WORK TO DO:
Look for the string "name" and copy every line that has it.
━━ DATA ENTRIES ━━
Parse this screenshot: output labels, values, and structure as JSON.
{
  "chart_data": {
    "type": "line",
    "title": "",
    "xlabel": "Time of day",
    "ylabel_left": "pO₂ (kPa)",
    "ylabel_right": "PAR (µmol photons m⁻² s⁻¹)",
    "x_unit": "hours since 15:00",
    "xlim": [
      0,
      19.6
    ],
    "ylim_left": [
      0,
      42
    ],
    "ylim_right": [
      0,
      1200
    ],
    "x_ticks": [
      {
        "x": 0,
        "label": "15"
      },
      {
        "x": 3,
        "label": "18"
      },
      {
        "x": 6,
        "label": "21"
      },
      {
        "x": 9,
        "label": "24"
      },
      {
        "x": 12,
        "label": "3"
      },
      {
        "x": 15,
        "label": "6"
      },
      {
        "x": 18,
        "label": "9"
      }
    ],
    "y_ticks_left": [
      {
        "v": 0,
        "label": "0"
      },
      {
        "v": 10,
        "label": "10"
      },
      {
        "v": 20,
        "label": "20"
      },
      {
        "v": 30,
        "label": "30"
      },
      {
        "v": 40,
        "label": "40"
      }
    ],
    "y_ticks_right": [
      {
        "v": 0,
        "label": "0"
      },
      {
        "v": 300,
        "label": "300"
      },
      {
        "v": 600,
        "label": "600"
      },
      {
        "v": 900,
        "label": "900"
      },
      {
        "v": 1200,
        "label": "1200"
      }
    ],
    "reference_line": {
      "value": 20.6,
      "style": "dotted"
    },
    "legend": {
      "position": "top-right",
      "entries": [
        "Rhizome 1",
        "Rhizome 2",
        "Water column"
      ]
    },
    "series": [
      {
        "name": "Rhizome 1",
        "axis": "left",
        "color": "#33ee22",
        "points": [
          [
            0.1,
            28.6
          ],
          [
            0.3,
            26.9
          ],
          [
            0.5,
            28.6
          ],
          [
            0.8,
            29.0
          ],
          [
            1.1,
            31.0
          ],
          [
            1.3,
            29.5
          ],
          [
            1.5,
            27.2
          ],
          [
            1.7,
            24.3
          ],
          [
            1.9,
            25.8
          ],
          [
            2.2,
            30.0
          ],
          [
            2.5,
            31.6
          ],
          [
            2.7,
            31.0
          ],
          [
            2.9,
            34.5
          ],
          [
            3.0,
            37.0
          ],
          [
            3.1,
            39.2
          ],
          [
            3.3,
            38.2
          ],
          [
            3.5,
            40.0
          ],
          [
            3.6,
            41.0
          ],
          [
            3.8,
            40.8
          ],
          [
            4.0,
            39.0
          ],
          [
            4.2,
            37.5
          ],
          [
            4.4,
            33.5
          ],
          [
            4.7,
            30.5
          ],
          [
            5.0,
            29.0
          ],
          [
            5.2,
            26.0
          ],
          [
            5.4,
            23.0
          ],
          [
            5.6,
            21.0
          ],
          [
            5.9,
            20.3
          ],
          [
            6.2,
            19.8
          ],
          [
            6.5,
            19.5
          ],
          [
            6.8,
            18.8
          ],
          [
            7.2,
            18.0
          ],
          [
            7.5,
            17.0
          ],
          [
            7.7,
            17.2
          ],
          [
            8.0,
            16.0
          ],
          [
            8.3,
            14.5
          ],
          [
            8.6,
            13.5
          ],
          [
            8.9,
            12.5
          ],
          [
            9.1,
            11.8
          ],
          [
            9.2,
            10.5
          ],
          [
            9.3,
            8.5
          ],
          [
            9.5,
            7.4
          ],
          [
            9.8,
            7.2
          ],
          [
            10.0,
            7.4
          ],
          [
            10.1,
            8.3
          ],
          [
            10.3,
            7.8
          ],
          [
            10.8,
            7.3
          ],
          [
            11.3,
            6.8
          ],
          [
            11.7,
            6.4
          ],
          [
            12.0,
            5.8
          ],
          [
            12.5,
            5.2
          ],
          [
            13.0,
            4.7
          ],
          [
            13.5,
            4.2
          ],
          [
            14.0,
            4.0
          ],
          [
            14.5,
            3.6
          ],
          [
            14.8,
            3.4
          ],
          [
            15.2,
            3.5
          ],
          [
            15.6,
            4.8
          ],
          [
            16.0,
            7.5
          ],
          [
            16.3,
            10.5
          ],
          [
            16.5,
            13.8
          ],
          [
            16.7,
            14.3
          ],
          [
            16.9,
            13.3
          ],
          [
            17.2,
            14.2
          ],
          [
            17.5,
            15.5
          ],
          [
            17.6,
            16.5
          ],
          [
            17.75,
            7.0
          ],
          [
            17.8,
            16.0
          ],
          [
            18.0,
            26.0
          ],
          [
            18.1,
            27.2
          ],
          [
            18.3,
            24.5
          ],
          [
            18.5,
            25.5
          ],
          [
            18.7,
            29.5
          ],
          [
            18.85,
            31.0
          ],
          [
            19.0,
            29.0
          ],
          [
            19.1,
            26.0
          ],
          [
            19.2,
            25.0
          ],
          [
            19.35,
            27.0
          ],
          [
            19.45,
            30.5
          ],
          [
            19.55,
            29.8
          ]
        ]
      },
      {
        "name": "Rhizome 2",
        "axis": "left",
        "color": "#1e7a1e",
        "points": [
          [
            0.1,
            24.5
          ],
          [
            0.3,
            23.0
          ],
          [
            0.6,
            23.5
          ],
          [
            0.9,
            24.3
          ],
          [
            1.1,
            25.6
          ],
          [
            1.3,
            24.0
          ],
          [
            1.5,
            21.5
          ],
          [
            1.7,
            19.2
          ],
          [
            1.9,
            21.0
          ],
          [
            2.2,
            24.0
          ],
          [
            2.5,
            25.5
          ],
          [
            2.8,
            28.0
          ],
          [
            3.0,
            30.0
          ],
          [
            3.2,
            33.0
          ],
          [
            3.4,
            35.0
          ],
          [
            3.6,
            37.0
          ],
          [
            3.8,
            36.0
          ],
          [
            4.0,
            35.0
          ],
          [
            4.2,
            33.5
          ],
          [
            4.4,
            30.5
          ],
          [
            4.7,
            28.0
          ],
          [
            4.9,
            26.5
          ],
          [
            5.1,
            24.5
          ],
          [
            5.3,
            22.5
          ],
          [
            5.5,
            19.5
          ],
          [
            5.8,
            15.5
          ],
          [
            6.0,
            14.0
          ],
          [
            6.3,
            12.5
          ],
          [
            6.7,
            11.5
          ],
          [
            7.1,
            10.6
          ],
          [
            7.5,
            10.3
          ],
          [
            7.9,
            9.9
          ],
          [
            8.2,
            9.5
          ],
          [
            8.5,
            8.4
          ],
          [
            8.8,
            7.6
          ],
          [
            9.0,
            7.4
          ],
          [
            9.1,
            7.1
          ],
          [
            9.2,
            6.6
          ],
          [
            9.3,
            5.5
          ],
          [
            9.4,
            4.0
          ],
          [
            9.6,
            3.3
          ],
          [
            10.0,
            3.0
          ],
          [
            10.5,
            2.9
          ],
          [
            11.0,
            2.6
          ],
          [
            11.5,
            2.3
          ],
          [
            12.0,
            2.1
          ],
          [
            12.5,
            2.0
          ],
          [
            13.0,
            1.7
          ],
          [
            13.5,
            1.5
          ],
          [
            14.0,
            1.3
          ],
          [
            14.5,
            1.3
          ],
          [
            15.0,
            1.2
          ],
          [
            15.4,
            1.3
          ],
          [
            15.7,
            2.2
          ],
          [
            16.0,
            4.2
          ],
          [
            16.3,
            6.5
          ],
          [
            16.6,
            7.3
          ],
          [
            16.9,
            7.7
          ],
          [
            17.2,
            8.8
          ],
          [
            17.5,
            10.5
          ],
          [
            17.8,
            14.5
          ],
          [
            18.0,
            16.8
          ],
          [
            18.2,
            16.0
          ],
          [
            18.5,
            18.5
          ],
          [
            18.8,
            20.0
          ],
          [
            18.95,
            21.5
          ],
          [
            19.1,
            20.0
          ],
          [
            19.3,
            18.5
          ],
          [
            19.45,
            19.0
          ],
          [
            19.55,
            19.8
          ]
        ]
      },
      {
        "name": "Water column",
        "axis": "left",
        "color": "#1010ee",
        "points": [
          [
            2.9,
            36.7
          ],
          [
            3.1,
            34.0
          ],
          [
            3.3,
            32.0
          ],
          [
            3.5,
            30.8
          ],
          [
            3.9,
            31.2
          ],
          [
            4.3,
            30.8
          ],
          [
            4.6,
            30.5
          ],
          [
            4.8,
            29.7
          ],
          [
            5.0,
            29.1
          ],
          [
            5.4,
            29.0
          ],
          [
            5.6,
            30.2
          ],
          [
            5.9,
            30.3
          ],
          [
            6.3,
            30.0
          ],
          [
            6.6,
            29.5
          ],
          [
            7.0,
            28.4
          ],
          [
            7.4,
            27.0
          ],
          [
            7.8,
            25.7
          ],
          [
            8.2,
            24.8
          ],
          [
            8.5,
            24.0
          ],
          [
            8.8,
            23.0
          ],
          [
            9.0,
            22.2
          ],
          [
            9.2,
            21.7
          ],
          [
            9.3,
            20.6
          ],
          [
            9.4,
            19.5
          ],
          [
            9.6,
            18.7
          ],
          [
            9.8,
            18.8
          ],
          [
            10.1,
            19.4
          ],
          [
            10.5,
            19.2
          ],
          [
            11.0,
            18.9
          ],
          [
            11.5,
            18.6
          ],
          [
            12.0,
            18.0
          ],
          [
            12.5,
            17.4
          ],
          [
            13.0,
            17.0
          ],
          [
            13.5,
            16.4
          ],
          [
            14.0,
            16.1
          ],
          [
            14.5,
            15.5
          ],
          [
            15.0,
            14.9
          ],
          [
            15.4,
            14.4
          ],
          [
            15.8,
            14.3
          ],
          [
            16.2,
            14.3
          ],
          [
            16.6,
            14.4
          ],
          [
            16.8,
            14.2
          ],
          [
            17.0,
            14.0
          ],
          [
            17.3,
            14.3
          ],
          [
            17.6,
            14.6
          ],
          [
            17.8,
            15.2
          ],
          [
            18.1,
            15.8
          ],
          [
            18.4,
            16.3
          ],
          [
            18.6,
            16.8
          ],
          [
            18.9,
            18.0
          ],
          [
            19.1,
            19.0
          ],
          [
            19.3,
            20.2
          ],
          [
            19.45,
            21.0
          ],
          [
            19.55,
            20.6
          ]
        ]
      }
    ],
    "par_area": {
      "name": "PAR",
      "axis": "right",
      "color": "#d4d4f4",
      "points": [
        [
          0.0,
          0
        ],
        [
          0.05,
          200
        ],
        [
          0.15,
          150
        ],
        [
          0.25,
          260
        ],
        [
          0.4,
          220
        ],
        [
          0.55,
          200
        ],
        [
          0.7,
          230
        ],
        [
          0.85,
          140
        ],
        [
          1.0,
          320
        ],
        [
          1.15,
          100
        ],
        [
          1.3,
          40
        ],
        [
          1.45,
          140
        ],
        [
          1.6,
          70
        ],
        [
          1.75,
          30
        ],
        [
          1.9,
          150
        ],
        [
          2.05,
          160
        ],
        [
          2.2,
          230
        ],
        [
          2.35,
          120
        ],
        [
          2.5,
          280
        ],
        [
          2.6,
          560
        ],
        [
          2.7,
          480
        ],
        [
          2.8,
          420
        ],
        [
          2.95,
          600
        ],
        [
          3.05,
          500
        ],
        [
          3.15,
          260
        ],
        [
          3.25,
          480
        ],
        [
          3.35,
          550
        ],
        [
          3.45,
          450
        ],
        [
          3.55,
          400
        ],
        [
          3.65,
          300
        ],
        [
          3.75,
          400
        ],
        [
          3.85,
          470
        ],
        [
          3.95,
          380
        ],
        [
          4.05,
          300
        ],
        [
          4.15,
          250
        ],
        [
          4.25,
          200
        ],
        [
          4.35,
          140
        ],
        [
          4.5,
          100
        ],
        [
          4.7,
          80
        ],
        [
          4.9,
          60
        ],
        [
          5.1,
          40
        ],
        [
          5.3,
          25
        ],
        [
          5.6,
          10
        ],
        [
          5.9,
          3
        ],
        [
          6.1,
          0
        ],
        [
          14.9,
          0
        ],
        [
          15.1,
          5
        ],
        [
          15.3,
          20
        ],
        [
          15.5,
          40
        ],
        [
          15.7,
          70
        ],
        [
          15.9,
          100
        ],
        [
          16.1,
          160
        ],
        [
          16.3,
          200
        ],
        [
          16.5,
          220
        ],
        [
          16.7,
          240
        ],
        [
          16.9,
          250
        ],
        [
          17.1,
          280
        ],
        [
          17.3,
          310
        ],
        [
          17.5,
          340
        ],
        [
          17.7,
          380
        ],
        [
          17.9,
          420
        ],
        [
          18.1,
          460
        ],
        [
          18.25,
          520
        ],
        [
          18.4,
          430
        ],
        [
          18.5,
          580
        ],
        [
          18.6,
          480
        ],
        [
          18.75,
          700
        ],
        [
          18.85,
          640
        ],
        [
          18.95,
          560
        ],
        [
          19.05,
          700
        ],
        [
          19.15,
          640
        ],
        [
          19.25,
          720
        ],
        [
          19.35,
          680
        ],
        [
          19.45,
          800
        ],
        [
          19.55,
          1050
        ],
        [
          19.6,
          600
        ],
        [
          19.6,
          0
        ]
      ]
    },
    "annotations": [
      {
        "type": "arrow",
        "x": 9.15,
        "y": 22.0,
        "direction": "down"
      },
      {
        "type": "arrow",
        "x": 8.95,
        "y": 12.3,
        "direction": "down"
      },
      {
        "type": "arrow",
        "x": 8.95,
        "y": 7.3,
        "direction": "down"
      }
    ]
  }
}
━━━
TASK SOLUTION:
        "name": "Rhizome 1",
        "name": "Rhizome 2",
        "name": "Water column",
      "name": "PAR",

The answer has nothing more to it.